### Direction
Would you set down every entry shown below, precisely as written?

### Supplied information
###

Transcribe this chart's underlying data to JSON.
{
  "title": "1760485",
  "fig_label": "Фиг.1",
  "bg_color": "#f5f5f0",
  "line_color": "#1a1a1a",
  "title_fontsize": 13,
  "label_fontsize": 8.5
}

###

### Completed task
Transcribe this chart's underlying data to JSON.
{
  "title": "1760485",
  "fig_label": "Фиг.1",
  "bg_color": "#f5f5f0",
  "line_color": "#1a1a1a",
  "title_fontsize": 13,
  "label_fontsize": 8.5
}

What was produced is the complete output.